Job: Transcribe the records below exactly.

Lines of data:
- - - - -

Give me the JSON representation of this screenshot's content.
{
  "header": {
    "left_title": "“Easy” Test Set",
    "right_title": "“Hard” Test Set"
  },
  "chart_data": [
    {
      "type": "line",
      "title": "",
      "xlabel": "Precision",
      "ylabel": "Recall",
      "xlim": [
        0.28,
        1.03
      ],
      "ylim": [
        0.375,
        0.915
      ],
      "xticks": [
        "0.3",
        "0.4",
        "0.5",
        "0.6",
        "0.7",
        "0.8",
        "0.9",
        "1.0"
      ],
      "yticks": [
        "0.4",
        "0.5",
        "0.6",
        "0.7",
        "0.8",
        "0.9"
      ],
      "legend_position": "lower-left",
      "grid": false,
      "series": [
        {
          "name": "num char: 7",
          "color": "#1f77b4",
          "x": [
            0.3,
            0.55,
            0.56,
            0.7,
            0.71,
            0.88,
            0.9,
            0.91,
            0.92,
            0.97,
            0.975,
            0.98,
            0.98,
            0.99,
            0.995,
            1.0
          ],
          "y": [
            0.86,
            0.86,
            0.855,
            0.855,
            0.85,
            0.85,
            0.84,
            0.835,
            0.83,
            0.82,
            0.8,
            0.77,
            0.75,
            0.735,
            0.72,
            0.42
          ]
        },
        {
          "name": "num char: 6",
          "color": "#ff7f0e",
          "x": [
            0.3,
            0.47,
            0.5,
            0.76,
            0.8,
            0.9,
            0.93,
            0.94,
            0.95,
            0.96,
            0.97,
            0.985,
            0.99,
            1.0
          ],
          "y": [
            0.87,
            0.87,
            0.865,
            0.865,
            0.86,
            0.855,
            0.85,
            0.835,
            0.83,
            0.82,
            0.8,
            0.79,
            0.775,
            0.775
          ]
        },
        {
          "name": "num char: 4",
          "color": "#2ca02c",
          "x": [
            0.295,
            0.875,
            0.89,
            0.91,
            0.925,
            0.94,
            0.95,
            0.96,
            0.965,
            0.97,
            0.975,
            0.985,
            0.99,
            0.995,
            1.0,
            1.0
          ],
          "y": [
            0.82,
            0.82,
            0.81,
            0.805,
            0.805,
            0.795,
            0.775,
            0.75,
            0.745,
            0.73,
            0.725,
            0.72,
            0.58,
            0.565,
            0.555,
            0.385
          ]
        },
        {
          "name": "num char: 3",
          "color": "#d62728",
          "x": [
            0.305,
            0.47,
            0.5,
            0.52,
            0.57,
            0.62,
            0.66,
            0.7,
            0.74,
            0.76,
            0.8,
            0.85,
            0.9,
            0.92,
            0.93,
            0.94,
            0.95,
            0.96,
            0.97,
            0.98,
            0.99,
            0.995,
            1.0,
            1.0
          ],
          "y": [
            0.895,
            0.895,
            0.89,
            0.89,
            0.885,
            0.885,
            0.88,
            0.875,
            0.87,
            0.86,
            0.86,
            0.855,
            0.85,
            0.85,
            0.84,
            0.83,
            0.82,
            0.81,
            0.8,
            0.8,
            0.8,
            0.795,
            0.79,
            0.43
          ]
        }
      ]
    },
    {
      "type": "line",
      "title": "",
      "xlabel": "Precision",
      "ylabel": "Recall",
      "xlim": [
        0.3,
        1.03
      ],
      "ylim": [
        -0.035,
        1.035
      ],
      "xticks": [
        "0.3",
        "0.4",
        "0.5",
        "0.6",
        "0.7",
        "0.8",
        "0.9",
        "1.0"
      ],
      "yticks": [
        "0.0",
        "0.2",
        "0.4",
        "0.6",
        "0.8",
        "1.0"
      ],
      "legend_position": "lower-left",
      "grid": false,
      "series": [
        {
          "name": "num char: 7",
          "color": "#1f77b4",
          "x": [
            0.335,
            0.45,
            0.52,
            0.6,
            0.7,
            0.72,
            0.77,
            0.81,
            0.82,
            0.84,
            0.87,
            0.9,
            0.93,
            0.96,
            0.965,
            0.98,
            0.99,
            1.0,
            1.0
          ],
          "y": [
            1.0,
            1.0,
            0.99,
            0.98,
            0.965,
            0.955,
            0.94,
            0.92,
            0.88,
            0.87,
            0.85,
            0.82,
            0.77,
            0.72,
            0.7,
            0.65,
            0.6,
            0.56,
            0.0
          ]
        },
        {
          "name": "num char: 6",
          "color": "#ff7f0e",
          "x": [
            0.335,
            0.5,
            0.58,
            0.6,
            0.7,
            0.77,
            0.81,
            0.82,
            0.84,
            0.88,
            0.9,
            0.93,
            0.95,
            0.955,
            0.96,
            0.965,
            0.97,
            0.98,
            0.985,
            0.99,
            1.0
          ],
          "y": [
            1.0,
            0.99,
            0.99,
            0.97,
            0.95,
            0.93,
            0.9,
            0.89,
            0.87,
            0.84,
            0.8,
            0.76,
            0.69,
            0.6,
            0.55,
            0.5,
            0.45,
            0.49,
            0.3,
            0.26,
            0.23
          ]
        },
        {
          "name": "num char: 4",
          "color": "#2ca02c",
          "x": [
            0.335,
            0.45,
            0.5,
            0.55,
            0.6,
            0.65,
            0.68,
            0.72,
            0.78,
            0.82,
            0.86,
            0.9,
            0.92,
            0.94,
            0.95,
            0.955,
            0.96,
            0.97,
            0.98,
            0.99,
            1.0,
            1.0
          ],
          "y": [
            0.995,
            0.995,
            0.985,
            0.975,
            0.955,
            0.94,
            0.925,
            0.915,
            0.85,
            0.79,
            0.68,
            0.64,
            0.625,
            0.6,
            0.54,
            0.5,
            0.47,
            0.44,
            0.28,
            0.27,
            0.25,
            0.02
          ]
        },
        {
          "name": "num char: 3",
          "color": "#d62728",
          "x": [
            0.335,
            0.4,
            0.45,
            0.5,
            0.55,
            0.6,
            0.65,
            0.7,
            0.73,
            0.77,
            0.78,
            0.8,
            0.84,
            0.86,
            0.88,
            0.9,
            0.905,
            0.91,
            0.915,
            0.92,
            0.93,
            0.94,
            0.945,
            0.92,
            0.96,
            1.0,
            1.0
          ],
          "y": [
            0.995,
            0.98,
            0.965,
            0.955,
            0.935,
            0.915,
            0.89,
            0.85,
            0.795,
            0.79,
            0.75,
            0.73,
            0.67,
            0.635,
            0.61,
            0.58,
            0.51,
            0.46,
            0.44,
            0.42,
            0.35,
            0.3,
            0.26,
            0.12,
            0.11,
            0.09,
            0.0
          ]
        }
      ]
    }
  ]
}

- - - - -

Response to the exercise:
Give me the JSON representation of this screenshot's content.
{
  "header": {
    "left_title": "“Easy” Test Set",
    "right_title": "“Hard” Test Set"
  },
  "chart_data": [
    {
      "type": "line",
      "title": "",
      "xlabel": "Precision",
      "ylabel": "Recall",
      "xlim": [
        0.28,
        1.03
      ],
      "ylim": [
        0.375,
        0.915
      ],
      "xticks": [
        "0.3",
        "0.4",
        "0.5",
        "0.6",
        "0.7",
        "0.8",
        "0.9",
        "1.0"
      ],
      "yticks": [
        "0.4",
        "0.5",
        "0.6",
        "0.7",
        "0.8",
        "0.9"
      ],
      "legend_position": "lower-left",
      "grid": false,
      "series": [
        {
          "name": "num char: 7",
          "color": "#1f77b4",
          "x": [
            0.3,
            0.55,
            0.56,
            0.7,
            0.71,
            0.88,
            0.9,
            0.91,
            0.92,
            0.97,
            0.975,
            0.98,
            0.98,
            0.99,
            0.995,
            1.0
          ],
          "y": [
            0.86,
            0.86,
            0.855,
            0.855,
            0.85,
            0.85,
            0.84,
            0.835,
            0.83,
            0.82,
            0.8,
            0.77,
            0.75,
            0.735,
            0.72,
            0.42
          ]
        },
        {
          "name": "num char: 6",
          "color": "#ff7f0e",
          "x": [
            0.3,
            0.47,
            0.5,
            0.76,
            0.8,
            0.9,
            0.93,
            0.94,
            0.95,
            0.96,
            0.97,
            0.985,
            0.99,
            1.0
          ],
          "y": [
            0.87,
            0.87,
            0.865,
            0.865,
            0.86,
            0.855,
            0.85,
            0.835,
            0.83,
            0.82,
            0.8,
            0.79,
            0.775,
            0.775
          ]
        },
        {
          "name": "num char: 4",
          "color": "#2ca02c",
          "x": [
            0.295,
            0.875,
            0.89,
            0.91,
            0.925,
            0.94,
            0.95,
            0.96,
            0.965,
            0.97,
            0.975,
            0.985,
            0.99,
            0.995,
            1.0,
            1.0
          ],
          "y": [
            0.82,
            0.82,
            0.81,
            0.805,
            0.805,
            0.795,
            0.775,
            0.75,
            0.745,
            0.73,
            0.725,
            0.72,
            0.58,
            0.565,
            0.555,
            0.385
          ]
        },
        {
          "name": "num char: 3",
          "color": "#d62728",
          "x": [
            0.305,
            0.47,
            0.5,
            0.52,
            0.57,
            0.62,
            0.66,
            0.7,
            0.74,
            0.76,
            0.8,
            0.85,
            0.9,
            0.92,
            0.93,
            0.94,
            0.95,
            0.96,
            0.97,
            0.98,
            0.99,
            0.995,
            1.0,
            1.0
          ],
          "y": [
            0.895,
            0.895,
            0.89,
            0.89,
            0.885,
            0.885,
            0.88,
            0.875,
            0.87,
            0.86,
            0.86,
            0.855,
            0.85,
            0.85,
            0.84,
            0.83,
            0.82,
            0.81,
            0.8,
            0.8,
            0.8,
            0.795,
            0.79,
            0.43
          ]
        }
      ]
    },
    {
      "type": "line",
      "title": "",
      "xlabel": "Precision",
      "ylabel": "Recall",
      "xlim": [
        0.3,
        1.03
      ],
      "ylim": [
        -0.035,
        1.035
      ],
      "xticks": [
        "0.3",
        "0.4",
        "0.5",
        "0.6",
        "0.7",
        "0.8",
        "0.9",
        "1.0"
      ],
      "yticks": [
        "0.0",
        "0.2",
        "0.4",
        "0.6",
        "0.8",
        "1.0"
      ],
      "legend_position": "lower-left",
      "grid": false,
      "series": [
        {
          "name": "num char: 7",
          "color": "#1f77b4",
          "x": [
            0.335,
            0.45,
            0.52,
            0.6,
            0.7,
            0.72,
            0.77,
            0.81,
            0.82,
            0.84,
            0.87,
            0.9,
            0.93,
            0.96,
            0.965,
            0.98,
            0.99,
            1.0,
            1.0
          ],
          "y": [
            1.0,
            1.0,
            0.99,
            0.98,
            0.965,
            0.955,
            0.94,
            0.92,
            0.88,
            0.87,
            0.85,
            0.82,
            0.77,
            0.72,
            0.7,
            0.65,
            0.6,
            0.56,
            0.0
          ]
        },
        {
          "name": "num char: 6",
          "color": "#ff7f0e",
          "x": [
            0.335,
            0.5,
            0.58,
            0.6,
            0.7,
            0.77,
            0.81,
            0.82,
            0.84,
            0.88,
            0.9,
            0.93,
            0.95,
            0.955,
            0.96,
            0.965,
            0.97,
            0.98,
            0.985,
            0.99,
            1.0
          ],
          "y": [
            1.0,
            0.99,
            0.99,
            0.97,
            0.95,
            0.93,
            0.9,
            0.89,
            0.87,
            0.84,
            0.8,
            0.76,
            0.69,
            0.6,
            0.55,
            0.5,
            0.45,
            0.49,
            0.3,
            0.26,
            0.23
          ]
        },
        {
          "name": "num char: 4",
          "color": "#2ca02c",
          "x": [
            0.335,
            0.45,
            0.5,
            0.55,
            0.6,
            0.65,
            0.68,
            0.72,
            0.78,
            0.82,
            0.86,
            0.9,
            0.92,
            0.94,
            0.95,
            0.955,
            0.96,
            0.97,
            0.98,
            0.99,
            1.0,
            1.0
          ],
          "y": [
            0.995,
            0.995,
            0.985,
            0.975,
            0.955,
            0.94,
            0.925,
            0.915,
            0.85,
            0.79,
            0.68,
            0.64,
            0.625,
            0.6,
            0.54,
            0.5,
            0.47,
            0.44,
            0.28,
            0.27,
            0.25,
            0.02
          ]
        },
        {
          "name": "num char: 3",
          "color": "#d62728",
          "x": [
            0.335,
            0.4,
            0.45,
            0.5,
            0.55,
            0.6,
            0.65,
            0.7,
            0.73,
            0.77,
            0.78,
            0.8,
            0.84,
            0.86,
            0.88,
            0.9,
            0.905,
            0.91,
            0.915,
            0.92,
            0.93,
            0.94,
            0.945,
            0.92,
            0.96,
            1.0,
            1.0
          ],
          "y": [
            0.995,
            0.98,
            0.965,
            0.955,
            0.935,
            0.915,
            0.89,
            0.85,
            0.795,
            0.79,
            0.75,
            0.73,
            0.67,
            0.635,
            0.61,
            0.58,
            0.51,
            0.46,
            0.44,
            0.42,
            0.35,
            0.3,
            0.26,
            0.12,
            0.11,
            0.09,
            0.0
          ]
        }
      ]
    }
  ]
}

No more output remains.